* Work required: Transcribe all of the material below word for word and leave out its pictures.

○ ○ ○ ○ ○ ○ ○

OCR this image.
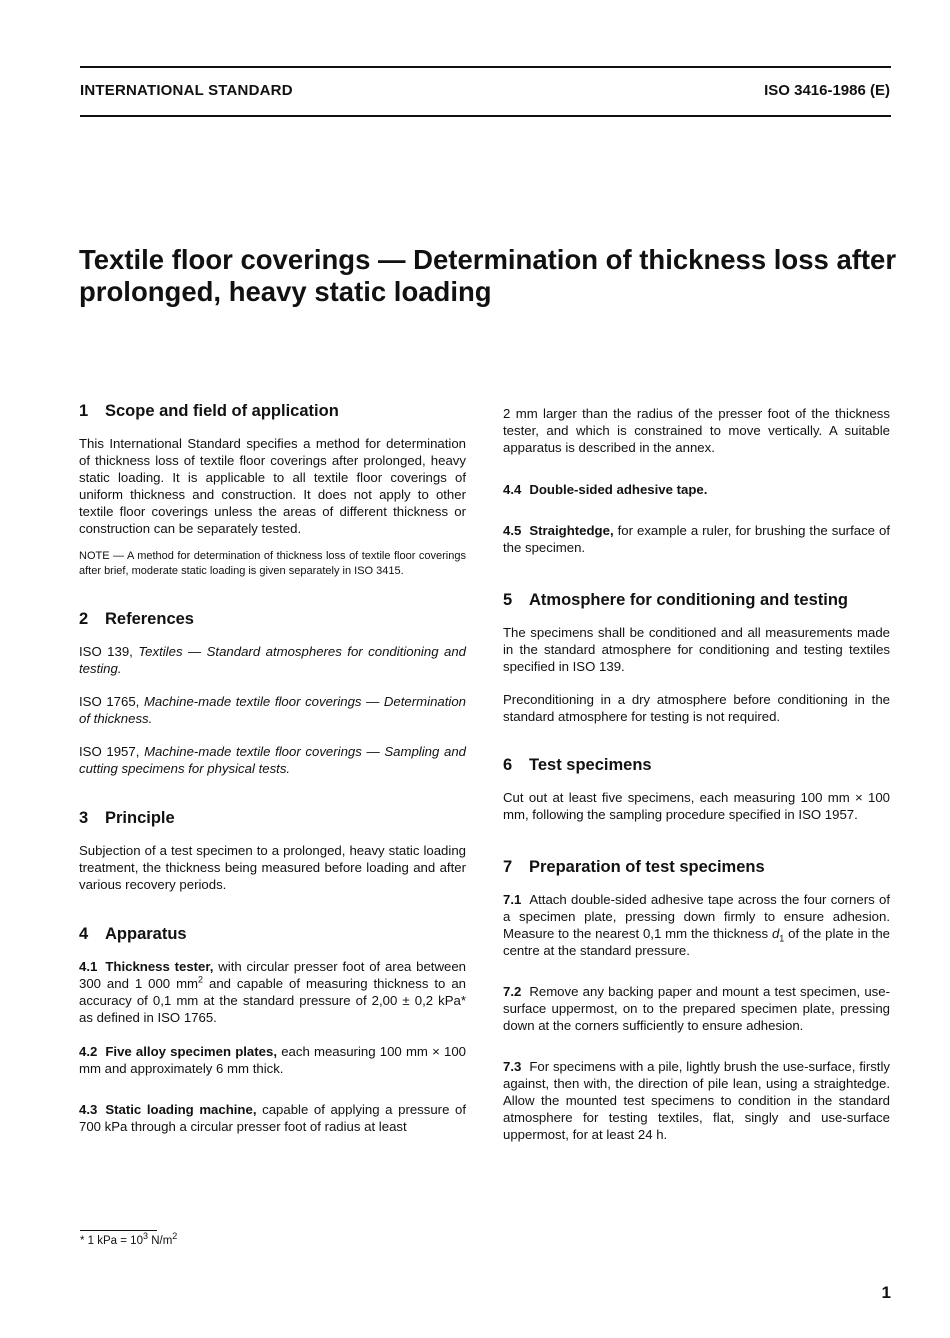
INTERNATIONAL STANDARD	ISO 3416-1986 (E)
Textile floor coverings — Determination of thickness loss after prolonged, heavy static loading
1 Scope and field of application

This International Standard specifies a method for determination of thickness loss of textile floor coverings after prolonged, heavy static loading. It is applicable to all textile floor coverings of uniform thickness and construction. It does not apply to other textile floor coverings unless the areas of different thickness or construction can be separately tested.

NOTE — A method for determination of thickness loss of textile floor coverings after brief, moderate static loading is given separately in ISO 3415.

2 References

ISO 139, Textiles — Standard atmospheres for conditioning and testing.

ISO 1765, Machine-made textile floor coverings — Determination of thickness.

ISO 1957, Machine-made textile floor coverings — Sampling and cutting specimens for physical tests.

3 Principle

Subjection of a test specimen to a prolonged, heavy static loading treatment, the thickness being measured before loading and after various recovery periods.

4 Apparatus

4.1 Thickness tester, with circular presser foot of area between 300 and 1 000 $mm^2$ and capable of measuring thickness to an accuracy of 0,1 mm at the standard pressure of 2,00 ± 0,2 kPa* as defined in ISO 1765.

4.2 Five alloy specimen plates, each measuring 100 mm × 100 mm and approximately 6 mm thick.

4.3 Static loading machine, capable of applying a pressure of 700 kPa through a circular presser foot of radius at least

2 mm larger than the radius of the presser foot of the thickness tester, and which is constrained to move vertically. A suitable apparatus is described in the annex.

4.4 Double-sided adhesive tape.

4.5 Straightedge, for example a ruler, for brushing the surface of the specimen.

5 Atmosphere for conditioning and testing

The specimens shall be conditioned and all measurements made in the standard atmosphere for conditioning and testing textiles specified in ISO 139.

Preconditioning in a dry atmosphere before conditioning in the standard atmosphere for testing is not required.

6 Test specimens

Cut out at least five specimens, each measuring 100 mm × 100 mm, following the sampling procedure specified in ISO 1957.

7 Preparation of test specimens

7.1 Attach double-sided adhesive tape across the four corners of a specimen plate, pressing down firmly to ensure adhesion. Measure to the nearest 0,1 mm the thickness $d_1$ of the plate in the centre at the standard pressure.

7.2 Remove any backing paper and mount a test specimen, use-surface uppermost, on to the prepared specimen plate, pressing down at the corners sufficiently to ensure adhesion.

7.3 For specimens with a pile, lightly brush the use-surface, firstly against, then with, the direction of pile lean, using a straightedge. Allow the mounted test specimens to condition in the standard atmosphere for testing textiles, flat, singly and use-surface uppermost, for at least 24 h.

* 1 kPa = $10^3$ $N/m^2$
1
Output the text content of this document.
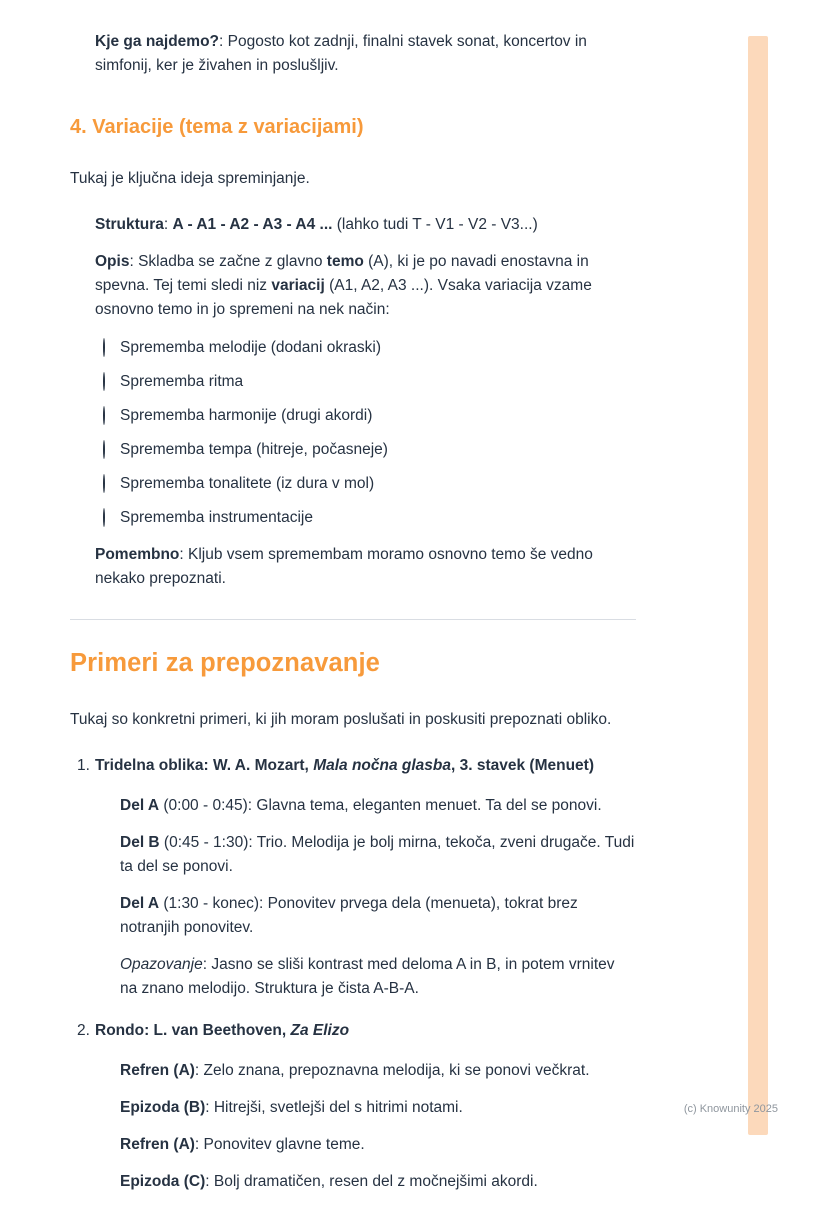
(c) Knowunity 2025
Kje ga najdemo?: Pogosto kot zadnji, finalni stavek sonat, koncertov in simfonij, ker je živahen in poslušljiv.
4. Variacije (tema z variacijami)

Tukaj je ključna ideja spreminjanje.

Struktura: A - A1 - A2 - A3 - A4 ... (lahko tudi T - V1 - V2 - V3...)
Opis: Skladba se začne z glavno temo (A), ki je po navadi enostavna in spevna. Tej temi sledi niz variacij (A1, A2, A3 ...). Vsaka variacija vzame osnovno temo in jo spremeni na nek način:
Sprememba melodije (dodani okraski)
Sprememba ritma
Sprememba harmonije (drugi akordi)
Sprememba tempa (hitreje, počasneje)
Sprememba tonalitete (iz dura v mol)
Sprememba instrumentacije
Pomembno: Kljub vsem spremembam moramo osnovno temo še vedno nekako prepoznati.
Primeri za prepoznavanje

Tukaj so konkretni primeri, ki jih moram poslušati in poskusiti prepoznati obliko.

1. Tridelna oblika: W. A. Mozart, Mala nočna glasba, 3. stavek (Menuet)
Del A (0:00 - 0:45): Glavna tema, eleganten menuet. Ta del se ponovi.
Del B (0:45 - 1:30): Trio. Melodija je bolj mirna, tekoča, zveni drugače. Tudi ta del se ponovi.
Del A (1:30 - konec): Ponovitev prvega dela (menueta), tokrat brez notranjih ponovitev.
Opazovanje: Jasno se sliši kontrast med deloma A in B, in potem vrnitev na znano melodijo. Struktura je čista A-B-A.
2. Rondo: L. van Beethoven, Za Elizo
Refren (A): Zelo znana, prepoznavna melodija, ki se ponovi večkrat.
Epizoda (B): Hitrejši, svetlejši del s hitrimi notami.
Refren (A): Ponovitev glavne teme.
Epizoda (C): Bolj dramatičen, resen del z močnejšimi akordi.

○ ○ ○ ○ ○ ○ ○

* Task answer:
OCR this image.
INTERNATIONAL STANDARD	ISO 3416-1986 (E)
Textile floor coverings — Determination of thickness loss after prolonged, heavy static loading
1 Scope and field of application

This International Standard specifies a method for determination of thickness loss of textile floor coverings after prolonged, heavy static loading. It is applicable to all textile floor coverings of uniform thickness and construction. It does not apply to other textile floor coverings unless the areas of different thickness or construction can be separately tested.

NOTE — A method for determination of thickness loss of textile floor coverings after brief, moderate static loading is given separately in ISO 3415.

2 References

ISO 139, Textiles — Standard atmospheres for conditioning and testing.

ISO 1765, Machine-made textile floor coverings — Determination of thickness.

ISO 1957, Machine-made textile floor coverings — Sampling and cutting specimens for physical tests.

3 Principle

Subjection of a test specimen to a prolonged, heavy static loading treatment, the thickness being measured before loading and after various recovery periods.

4 Apparatus

4.1 Thickness tester, with circular presser foot of area between 300 and 1 000 $mm^2$ and capable of measuring thickness to an accuracy of 0,1 mm at the standard pressure of 2,00 ± 0,2 kPa* as defined in ISO 1765.

4.2 Five alloy specimen plates, each measuring 100 mm × 100 mm and approximately 6 mm thick.

4.3 Static loading machine, capable of applying a pressure of 700 kPa through a circular presser foot of radius at least

2 mm larger than the radius of the presser foot of the thickness tester, and which is constrained to move vertically. A suitable apparatus is described in the annex.

4.4 Double-sided adhesive tape.

4.5 Straightedge, for example a ruler, for brushing the surface of the specimen.

5 Atmosphere for conditioning and testing

The specimens shall be conditioned and all measurements made in the standard atmosphere for conditioning and testing textiles specified in ISO 139.

Preconditioning in a dry atmosphere before conditioning in the standard atmosphere for testing is not required.

6 Test specimens

Cut out at least five specimens, each measuring 100 mm × 100 mm, following the sampling procedure specified in ISO 1957.

7 Preparation of test specimens

7.1 Attach double-sided adhesive tape across the four corners of a specimen plate, pressing down firmly to ensure adhesion. Measure to the nearest 0,1 mm the thickness $d_1$ of the plate in the centre at the standard pressure.

7.2 Remove any backing paper and mount a test specimen, use-surface uppermost, on to the prepared specimen plate, pressing down at the corners sufficiently to ensure adhesion.

7.3 For specimens with a pile, lightly brush the use-surface, firstly against, then with, the direction of pile lean, using a straightedge. Allow the mounted test specimens to condition in the standard atmosphere for testing textiles, flat, singly and use-surface uppermost, for at least 24 h.

* 1 kPa = $10^3$ $N/m^2$
1
Output the text content of this document.
(c) Knowunity 2025
Kje ga najdemo?: Pogosto kot zadnji, finalni stavek sonat, koncertov in simfonij, ker je živahen in poslušljiv.
4. Variacije (tema z variacijami)

Tukaj je ključna ideja spreminjanje.

Struktura: A - A1 - A2 - A3 - A4 ... (lahko tudi T - V1 - V2 - V3...)
Opis: Skladba se začne z glavno temo (A), ki je po navadi enostavna in spevna. Tej temi sledi niz variacij (A1, A2, A3 ...). Vsaka variacija vzame osnovno temo in jo spremeni na nek način:
Sprememba melodije (dodani okraski)
Sprememba ritma
Sprememba harmonije (drugi akordi)
Sprememba tempa (hitreje, počasneje)
Sprememba tonalitete (iz dura v mol)
Sprememba instrumentacije
Pomembno: Kljub vsem spremembam moramo osnovno temo še vedno nekako prepoznati.
Primeri za prepoznavanje

Tukaj so konkretni primeri, ki jih moram poslušati in poskusiti prepoznati obliko.

1. Tridelna oblika: W. A. Mozart, Mala nočna glasba, 3. stavek (Menuet)
Del A (0:00 - 0:45): Glavna tema, eleganten menuet. Ta del se ponovi.
Del B (0:45 - 1:30): Trio. Melodija je bolj mirna, tekoča, zveni drugače. Tudi ta del se ponovi.
Del A (1:30 - konec): Ponovitev prvega dela (menueta), tokrat brez notranjih ponovitev.
Opazovanje: Jasno se sliši kontrast med deloma A in B, in potem vrnitev na znano melodijo. Struktura je čista A-B-A.
2. Rondo: L. van Beethoven, Za Elizo
Refren (A): Zelo znana, prepoznavna melodija, ki se ponovi večkrat.
Epizoda (B): Hitrejši, svetlejši del s hitrimi notami.
Refren (A): Ponovitev glavne teme.
Epizoda (C): Bolj dramatičen, resen del z močnejšimi akordi.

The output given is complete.